↓↓↓

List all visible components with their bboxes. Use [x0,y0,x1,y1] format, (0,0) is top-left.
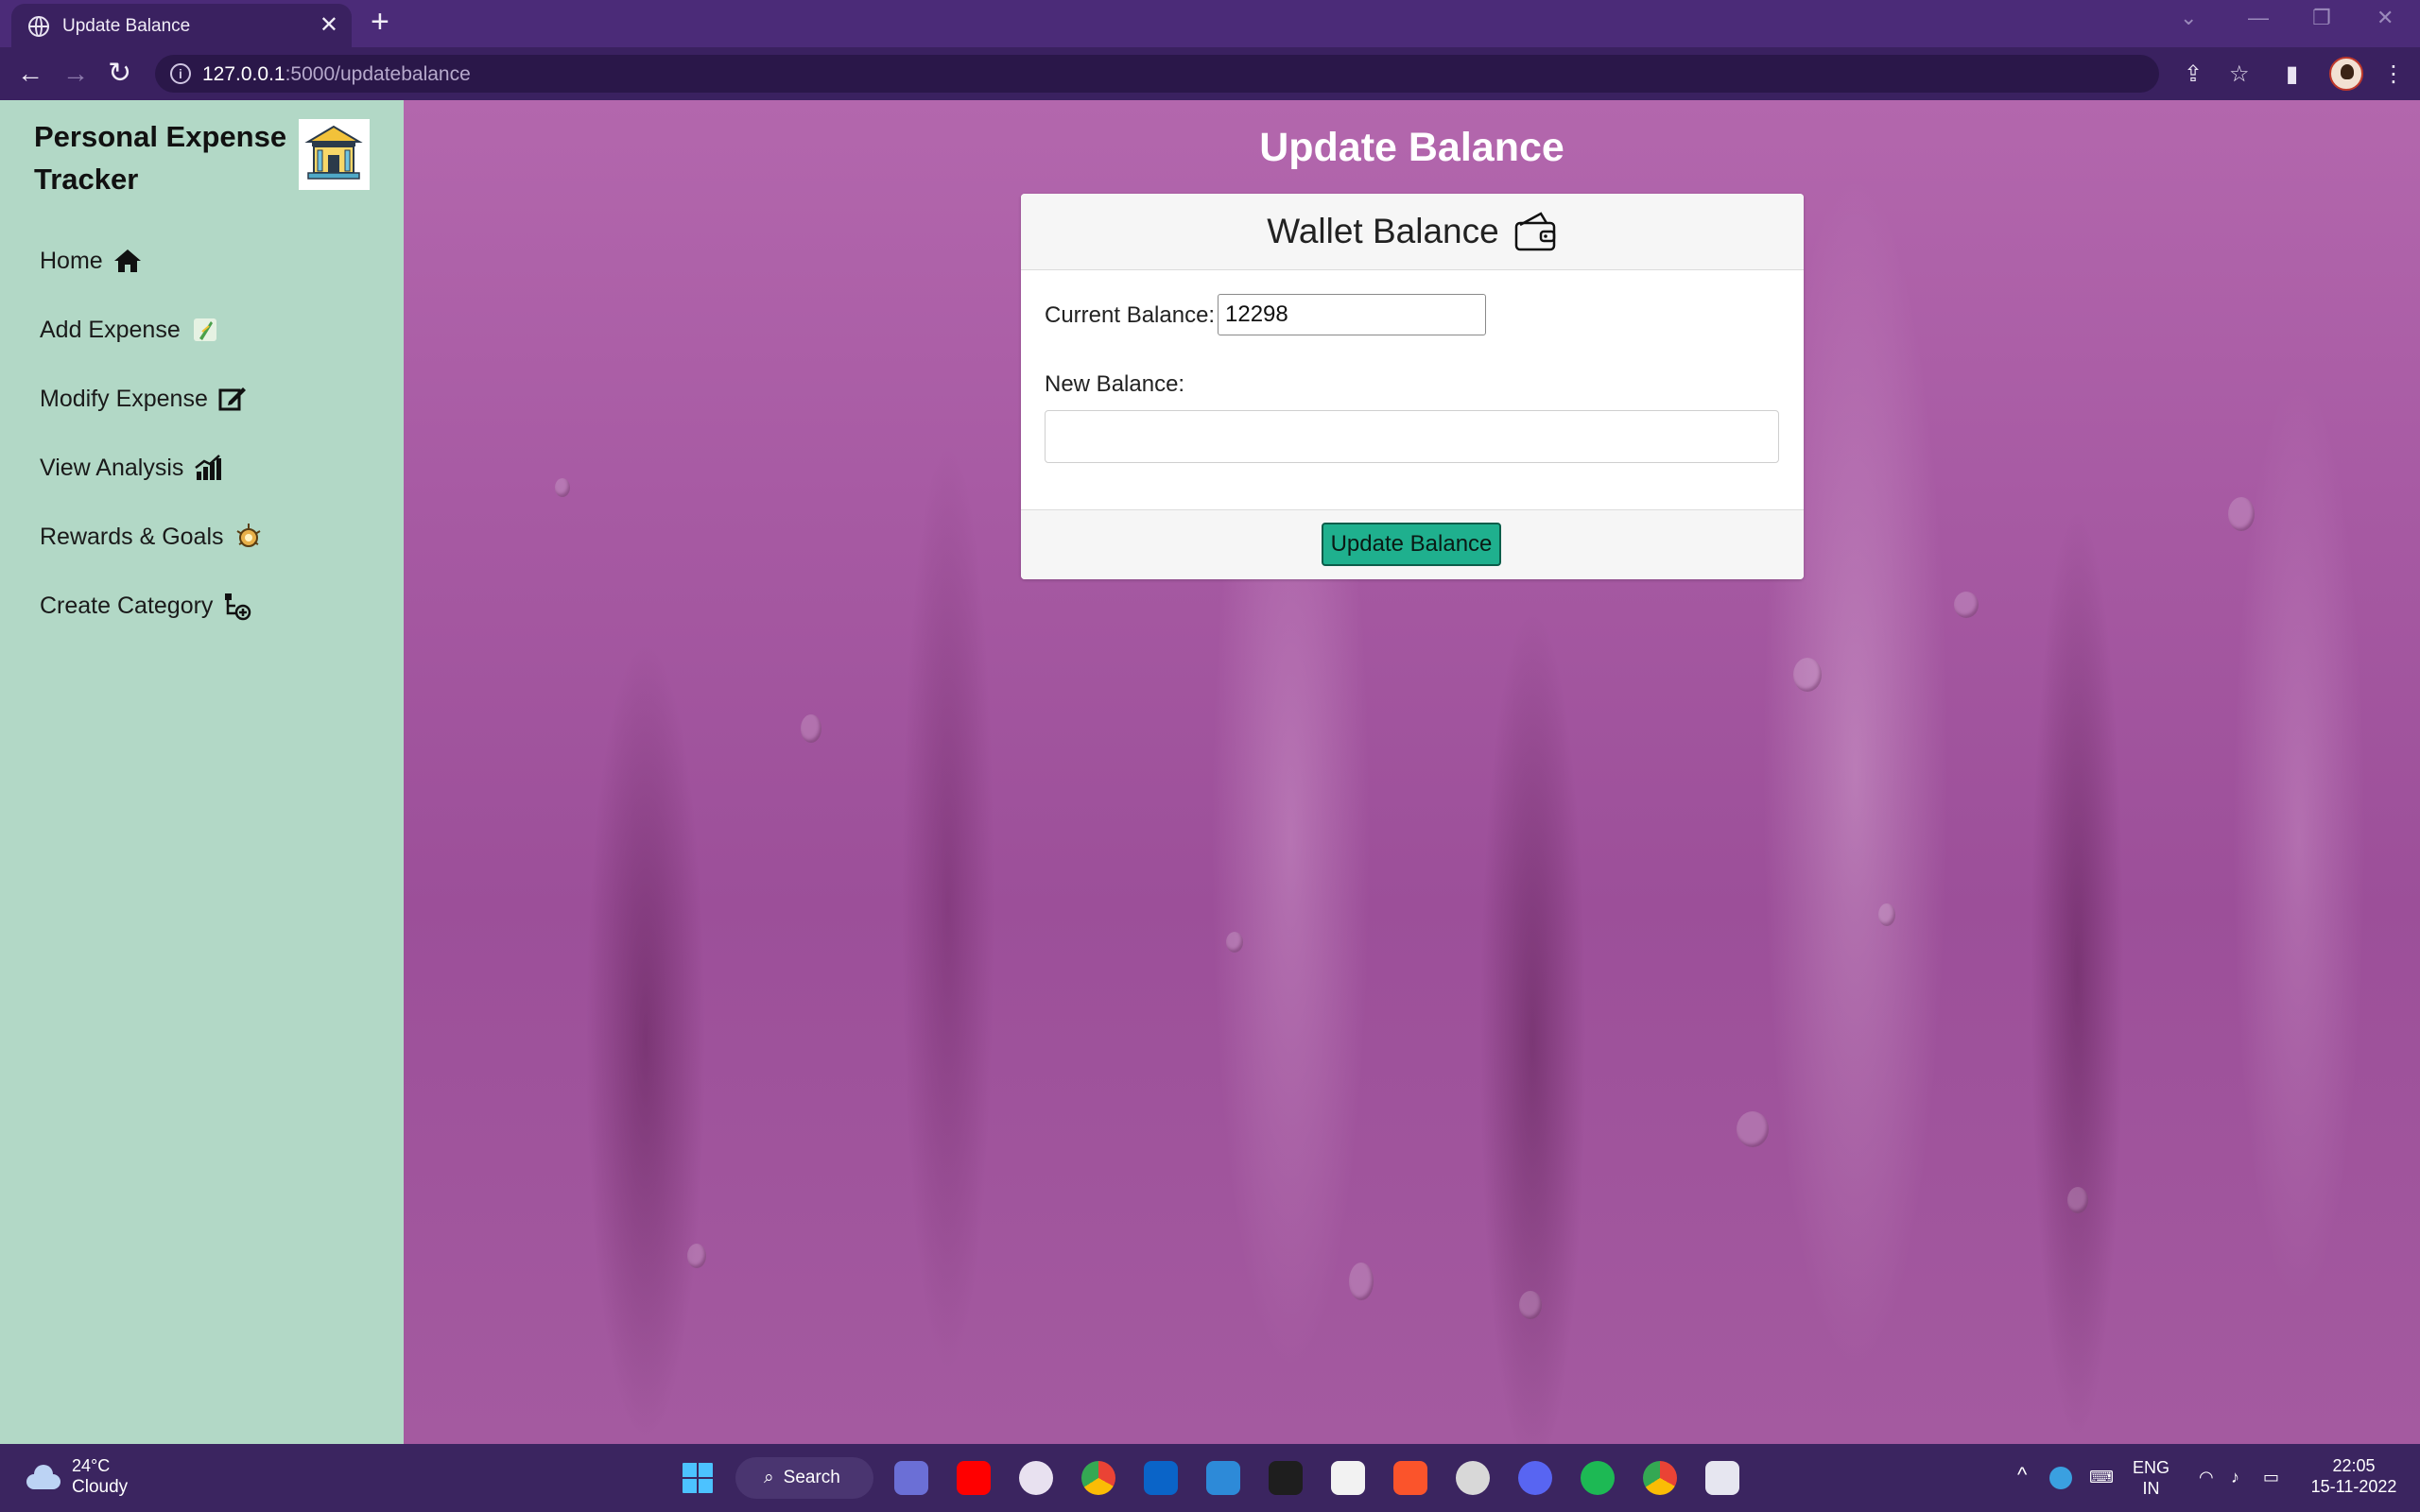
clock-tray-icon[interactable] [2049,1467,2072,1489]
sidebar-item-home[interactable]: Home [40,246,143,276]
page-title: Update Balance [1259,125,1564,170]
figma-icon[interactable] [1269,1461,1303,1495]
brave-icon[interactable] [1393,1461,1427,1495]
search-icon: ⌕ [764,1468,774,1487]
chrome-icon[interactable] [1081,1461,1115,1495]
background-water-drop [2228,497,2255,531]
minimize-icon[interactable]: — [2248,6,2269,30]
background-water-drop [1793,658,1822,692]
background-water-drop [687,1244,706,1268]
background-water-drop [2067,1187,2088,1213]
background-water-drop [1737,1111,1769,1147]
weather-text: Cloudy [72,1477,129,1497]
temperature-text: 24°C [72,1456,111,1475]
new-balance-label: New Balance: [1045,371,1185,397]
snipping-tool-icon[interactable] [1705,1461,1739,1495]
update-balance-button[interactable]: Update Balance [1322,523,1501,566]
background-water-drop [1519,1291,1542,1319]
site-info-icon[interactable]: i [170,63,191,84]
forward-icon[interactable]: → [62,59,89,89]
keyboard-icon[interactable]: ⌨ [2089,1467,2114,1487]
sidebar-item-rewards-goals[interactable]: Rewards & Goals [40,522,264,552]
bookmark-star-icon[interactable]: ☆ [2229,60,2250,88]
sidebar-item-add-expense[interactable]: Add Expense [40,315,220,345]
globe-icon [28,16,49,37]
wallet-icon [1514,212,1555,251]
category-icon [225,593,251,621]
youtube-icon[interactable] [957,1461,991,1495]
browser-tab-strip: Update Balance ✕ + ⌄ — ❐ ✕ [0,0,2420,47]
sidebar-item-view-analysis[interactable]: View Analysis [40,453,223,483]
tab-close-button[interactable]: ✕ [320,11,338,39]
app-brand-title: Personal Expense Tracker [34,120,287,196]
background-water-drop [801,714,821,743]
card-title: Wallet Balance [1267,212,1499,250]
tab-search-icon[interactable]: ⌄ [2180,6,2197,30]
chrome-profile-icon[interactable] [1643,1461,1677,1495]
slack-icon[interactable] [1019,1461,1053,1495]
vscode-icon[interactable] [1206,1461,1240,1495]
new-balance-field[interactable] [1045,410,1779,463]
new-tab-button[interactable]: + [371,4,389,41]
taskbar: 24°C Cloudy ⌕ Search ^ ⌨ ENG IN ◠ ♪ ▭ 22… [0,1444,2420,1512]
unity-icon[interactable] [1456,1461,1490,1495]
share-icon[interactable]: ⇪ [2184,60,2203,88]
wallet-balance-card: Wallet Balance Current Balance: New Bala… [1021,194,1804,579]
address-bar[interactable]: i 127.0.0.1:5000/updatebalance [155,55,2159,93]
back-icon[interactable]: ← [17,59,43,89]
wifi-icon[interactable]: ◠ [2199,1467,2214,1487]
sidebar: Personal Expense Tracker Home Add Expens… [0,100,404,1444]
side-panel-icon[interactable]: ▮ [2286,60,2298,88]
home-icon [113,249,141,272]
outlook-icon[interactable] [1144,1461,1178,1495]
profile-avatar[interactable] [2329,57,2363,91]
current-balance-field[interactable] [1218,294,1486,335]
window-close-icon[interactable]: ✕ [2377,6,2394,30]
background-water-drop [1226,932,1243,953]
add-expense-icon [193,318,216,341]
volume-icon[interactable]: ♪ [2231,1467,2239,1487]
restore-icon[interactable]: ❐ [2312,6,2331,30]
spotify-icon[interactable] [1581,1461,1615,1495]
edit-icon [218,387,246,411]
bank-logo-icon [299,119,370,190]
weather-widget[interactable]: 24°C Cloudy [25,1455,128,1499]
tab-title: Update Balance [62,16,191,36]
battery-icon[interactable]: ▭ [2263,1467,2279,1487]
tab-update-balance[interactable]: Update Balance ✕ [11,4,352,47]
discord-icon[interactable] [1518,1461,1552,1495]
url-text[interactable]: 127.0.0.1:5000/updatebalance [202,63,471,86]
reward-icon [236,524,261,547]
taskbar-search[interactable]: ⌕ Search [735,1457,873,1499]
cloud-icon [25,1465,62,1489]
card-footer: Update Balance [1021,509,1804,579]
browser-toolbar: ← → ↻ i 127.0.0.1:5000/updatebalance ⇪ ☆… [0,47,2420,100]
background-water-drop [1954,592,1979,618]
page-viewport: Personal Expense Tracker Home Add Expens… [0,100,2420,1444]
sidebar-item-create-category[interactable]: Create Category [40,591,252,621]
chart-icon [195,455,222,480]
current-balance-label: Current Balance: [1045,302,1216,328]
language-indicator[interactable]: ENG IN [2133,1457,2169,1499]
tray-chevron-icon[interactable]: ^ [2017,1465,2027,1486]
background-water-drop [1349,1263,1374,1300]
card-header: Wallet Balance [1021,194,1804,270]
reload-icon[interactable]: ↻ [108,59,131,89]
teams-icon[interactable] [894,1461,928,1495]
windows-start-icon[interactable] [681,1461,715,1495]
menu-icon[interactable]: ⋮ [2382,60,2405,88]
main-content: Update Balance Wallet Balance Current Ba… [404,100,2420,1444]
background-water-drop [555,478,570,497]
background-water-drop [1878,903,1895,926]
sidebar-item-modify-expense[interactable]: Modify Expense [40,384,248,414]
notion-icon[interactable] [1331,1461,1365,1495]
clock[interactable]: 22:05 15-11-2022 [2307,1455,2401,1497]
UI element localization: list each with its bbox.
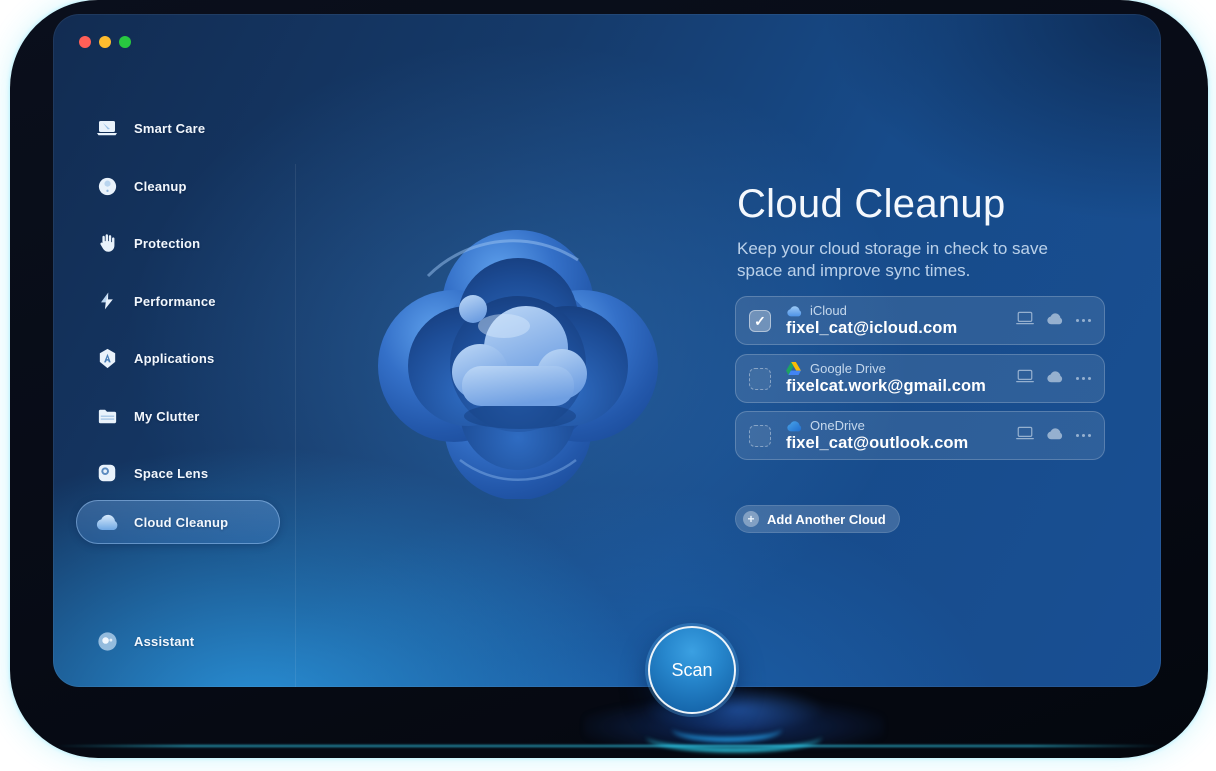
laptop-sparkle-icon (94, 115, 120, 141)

↑↑↑

#### Requirement
Reproduce the lines above without changing them, and leave the pictures out of your answer.

#### Solution to this problem
List all visible components with their bboxes. Use [x0,y0,x1,y1] format, (0,0) is top-left.
clock-tray-icon[interactable] [2049,1467,2072,1489]
sidebar-item-home[interactable]: Home [40,246,143,276]
page-title: Update Balance [1259,125,1564,170]
figma-icon[interactable] [1269,1461,1303,1495]
brave-icon[interactable] [1393,1461,1427,1495]
search-icon: ⌕ [764,1468,774,1487]
chrome-icon[interactable] [1081,1461,1115,1495]
background-water-drop [2228,497,2255,531]
minimize-icon[interactable]: — [2248,6,2269,30]
background-water-drop [1793,658,1822,692]
background-water-drop [687,1244,706,1268]
background-water-drop [2067,1187,2088,1213]
background-water-drop [1737,1111,1769,1147]
weather-text: Cloudy [72,1477,129,1497]
temperature-text: 24°C [72,1456,111,1475]
new-balance-label: New Balance: [1045,371,1185,397]
snipping-tool-icon[interactable] [1705,1461,1739,1495]
update-balance-button[interactable]: Update Balance [1322,523,1501,566]
background-water-drop [1519,1291,1542,1319]
site-info-icon[interactable]: i [170,63,191,84]
forward-icon[interactable]: → [62,59,89,89]
keyboard-icon[interactable]: ⌨ [2089,1467,2114,1487]
sidebar-item-rewards-goals[interactable]: Rewards & Goals [40,522,264,552]
bookmark-star-icon[interactable]: ☆ [2229,60,2250,88]
sidebar-item-add-expense[interactable]: Add Expense [40,315,220,345]
globe-icon [28,16,49,37]
wallet-icon [1514,212,1555,251]
category-icon [225,593,251,621]
youtube-icon[interactable] [957,1461,991,1495]
browser-tab-strip: Update Balance ✕ + ⌄ — ❐ ✕ [0,0,2420,47]
sidebar-item-view-analysis[interactable]: View Analysis [40,453,223,483]
tab-close-button[interactable]: ✕ [320,11,338,39]
app-brand-title: Personal Expense Tracker [34,120,287,196]
background-water-drop [801,714,821,743]
card-title: Wallet Balance [1267,212,1499,250]
tab-search-icon[interactable]: ⌄ [2180,6,2197,30]
chrome-profile-icon[interactable] [1643,1461,1677,1495]
slack-icon[interactable] [1019,1461,1053,1495]
vscode-icon[interactable] [1206,1461,1240,1495]
new-balance-field[interactable] [1045,410,1779,463]
new-tab-button[interactable]: + [371,4,389,41]
taskbar: 24°C Cloudy ⌕ Search ^ ⌨ ENG IN ◠ ♪ ▭ 22… [0,1444,2420,1512]
unity-icon[interactable] [1456,1461,1490,1495]
share-icon[interactable]: ⇪ [2184,60,2203,88]
wallet-balance-card: Wallet Balance Current Balance: New Bala… [1021,194,1804,579]
address-bar[interactable]: i 127.0.0.1:5000/updatebalance [155,55,2159,93]
back-icon[interactable]: ← [17,59,43,89]
wifi-icon[interactable]: ◠ [2199,1467,2214,1487]
sidebar: Personal Expense Tracker Home Add Expens… [0,100,404,1444]
side-panel-icon[interactable]: ▮ [2286,60,2298,88]
home-icon [113,249,141,272]
outlook-icon[interactable] [1144,1461,1178,1495]
profile-avatar[interactable] [2329,57,2363,91]
current-balance-field[interactable] [1218,294,1486,335]
window-close-icon[interactable]: ✕ [2377,6,2394,30]
background-water-drop [1226,932,1243,953]
add-expense-icon [193,318,216,341]
volume-icon[interactable]: ♪ [2231,1467,2239,1487]
restore-icon[interactable]: ❐ [2312,6,2331,30]
spotify-icon[interactable] [1581,1461,1615,1495]
edit-icon [218,387,246,411]
bank-logo-icon [299,119,370,190]
weather-widget[interactable]: 24°C Cloudy [25,1455,128,1499]
tab-title: Update Balance [62,16,191,36]
battery-icon[interactable]: ▭ [2263,1467,2279,1487]
tab-update-balance[interactable]: Update Balance ✕ [11,4,352,47]
discord-icon[interactable] [1518,1461,1552,1495]
url-text[interactable]: 127.0.0.1:5000/updatebalance [202,63,471,86]
reward-icon [236,524,261,547]
taskbar-search[interactable]: ⌕ Search [735,1457,873,1499]
cloud-icon [25,1465,62,1489]
card-footer: Update Balance [1021,509,1804,579]
browser-toolbar: ← → ↻ i 127.0.0.1:5000/updatebalance ⇪ ☆… [0,47,2420,100]
background-water-drop [1954,592,1979,618]
page-viewport: Personal Expense Tracker Home Add Expens… [0,100,2420,1444]
sidebar-item-create-category[interactable]: Create Category [40,591,252,621]
chart-icon [195,455,222,480]
current-balance-label: Current Balance: [1045,302,1216,328]
language-indicator[interactable]: ENG IN [2133,1457,2169,1499]
tray-chevron-icon[interactable]: ^ [2017,1465,2027,1486]
background-water-drop [1349,1263,1374,1300]
card-header: Wallet Balance [1021,194,1804,270]
reload-icon[interactable]: ↻ [108,59,131,89]
teams-icon[interactable] [894,1461,928,1495]
windows-start-icon[interactable] [681,1461,715,1495]
menu-icon[interactable]: ⋮ [2382,60,2405,88]
main-content: Update Balance Wallet Balance Current Ba… [404,100,2420,1444]
background-water-drop [555,478,570,497]
background-water-drop [1878,903,1895,926]
sidebar-item-modify-expense[interactable]: Modify Expense [40,384,248,414]
notion-icon[interactable] [1331,1461,1365,1495]
clock[interactable]: 22:05 15-11-2022 [2307,1455,2401,1497]
UI element localization: list each with its bbox.
laptop-sparkle-icon (94, 115, 120, 141)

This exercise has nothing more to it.